TASK DIRECTIONS
Repeat all the material exactly; pictures stay out of your copy.

DATA
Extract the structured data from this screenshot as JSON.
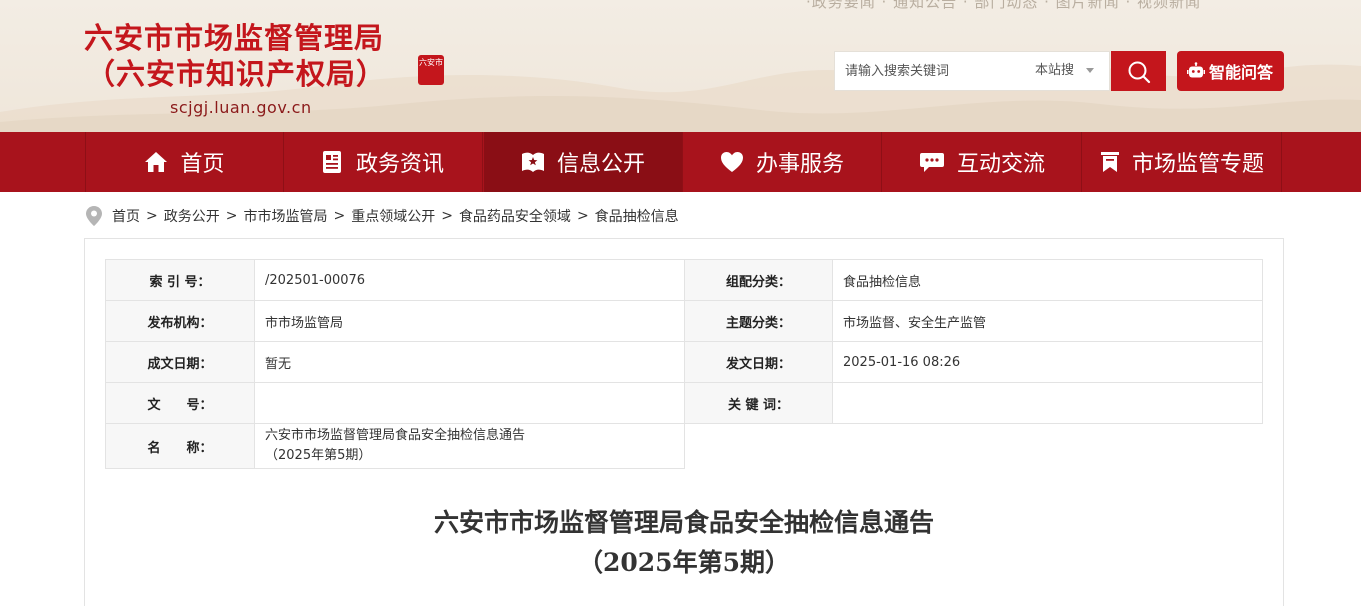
{
  "header": {
    "top_strip": "·政务要闻 · 通知公告 · 部门动态 · 图片新闻 · 视频新闻",
    "title_line1": "六安市市场监督管理局",
    "title_line2": "（六安市知识产权局）",
    "url": "scjgj.luan.gov.cn",
    "seal_text": "六安市",
    "search": {
      "placeholder": "请输入搜索关键词",
      "scope": "本站搜"
    },
    "ai_button": "智能问答"
  },
  "nav": {
    "items": [
      {
        "label": "首页",
        "icon": "home-icon"
      },
      {
        "label": "政务资讯",
        "icon": "news-icon"
      },
      {
        "label": "信息公开",
        "icon": "open-info-icon"
      },
      {
        "label": "办事服务",
        "icon": "heart-icon"
      },
      {
        "label": "互动交流",
        "icon": "chat-icon"
      },
      {
        "label": "市场监管专题",
        "icon": "bookmark-icon"
      }
    ],
    "active_index": 2
  },
  "breadcrumb": {
    "items": [
      "首页",
      "政务公开",
      "市市场监管局",
      "重点领域公开",
      "食品药品安全领域",
      "食品抽检信息"
    ],
    "separator": ">"
  },
  "meta": {
    "index_label": "索 引 号：",
    "index_value": "/202501-00076",
    "category_label": "组配分类：",
    "category_value": "食品抽检信息",
    "publisher_label": "发布机构：",
    "publisher_value": "市市场监管局",
    "topic_label": "主题分类：",
    "topic_value": "市场监督、安全生产监管",
    "created_label": "成文日期：",
    "created_value": "暂无",
    "issued_label": "发文日期：",
    "issued_value": "2025-01-16 08:26",
    "docno_label": "文　　号：",
    "docno_value": "",
    "keywords_label": "关 键 词：",
    "keywords_value": "",
    "name_label": "名　　称：",
    "name_value_line1": "六安市市场监督管理局食品安全抽检信息通告",
    "name_value_line2": "（2025年第5期）"
  },
  "article": {
    "title_line1": "六安市市场监督管理局食品安全抽检信息通告",
    "title_line2": "（2025年第5期）"
  },
  "colors": {
    "brand_red": "#c4161c",
    "nav_red": "#a8131c",
    "nav_active": "#8a0e15"
  }
}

THE SOLUTION
Extract the structured data from this screenshot as JSON.
{
  "header": {
    "top_strip": "·政务要闻 · 通知公告 · 部门动态 · 图片新闻 · 视频新闻",
    "title_line1": "六安市市场监督管理局",
    "title_line2": "（六安市知识产权局）",
    "url": "scjgj.luan.gov.cn",
    "seal_text": "六安市",
    "search": {
      "placeholder": "请输入搜索关键词",
      "scope": "本站搜"
    },
    "ai_button": "智能问答"
  },
  "nav": {
    "items": [
      {
        "label": "首页",
        "icon": "home-icon"
      },
      {
        "label": "政务资讯",
        "icon": "news-icon"
      },
      {
        "label": "信息公开",
        "icon": "open-info-icon"
      },
      {
        "label": "办事服务",
        "icon": "heart-icon"
      },
      {
        "label": "互动交流",
        "icon": "chat-icon"
      },
      {
        "label": "市场监管专题",
        "icon": "bookmark-icon"
      }
    ],
    "active_index": 2
  },
  "breadcrumb": {
    "items": [
      "首页",
      "政务公开",
      "市市场监管局",
      "重点领域公开",
      "食品药品安全领域",
      "食品抽检信息"
    ],
    "separator": ">"
  },
  "meta": {
    "index_label": "索 引 号：",
    "index_value": "/202501-00076",
    "category_label": "组配分类：",
    "category_value": "食品抽检信息",
    "publisher_label": "发布机构：",
    "publisher_value": "市市场监管局",
    "topic_label": "主题分类：",
    "topic_value": "市场监督、安全生产监管",
    "created_label": "成文日期：",
    "created_value": "暂无",
    "issued_label": "发文日期：",
    "issued_value": "2025-01-16 08:26",
    "docno_label": "文　　号：",
    "docno_value": "",
    "keywords_label": "关 键 词：",
    "keywords_value": "",
    "name_label": "名　　称：",
    "name_value_line1": "六安市市场监督管理局食品安全抽检信息通告",
    "name_value_line2": "（2025年第5期）"
  },
  "article": {
    "title_line1": "六安市市场监督管理局食品安全抽检信息通告",
    "title_line2": "（2025年第5期）"
  },
  "colors": {
    "brand_red": "#c4161c",
    "nav_red": "#a8131c",
    "nav_active": "#8a0e15"
  }
}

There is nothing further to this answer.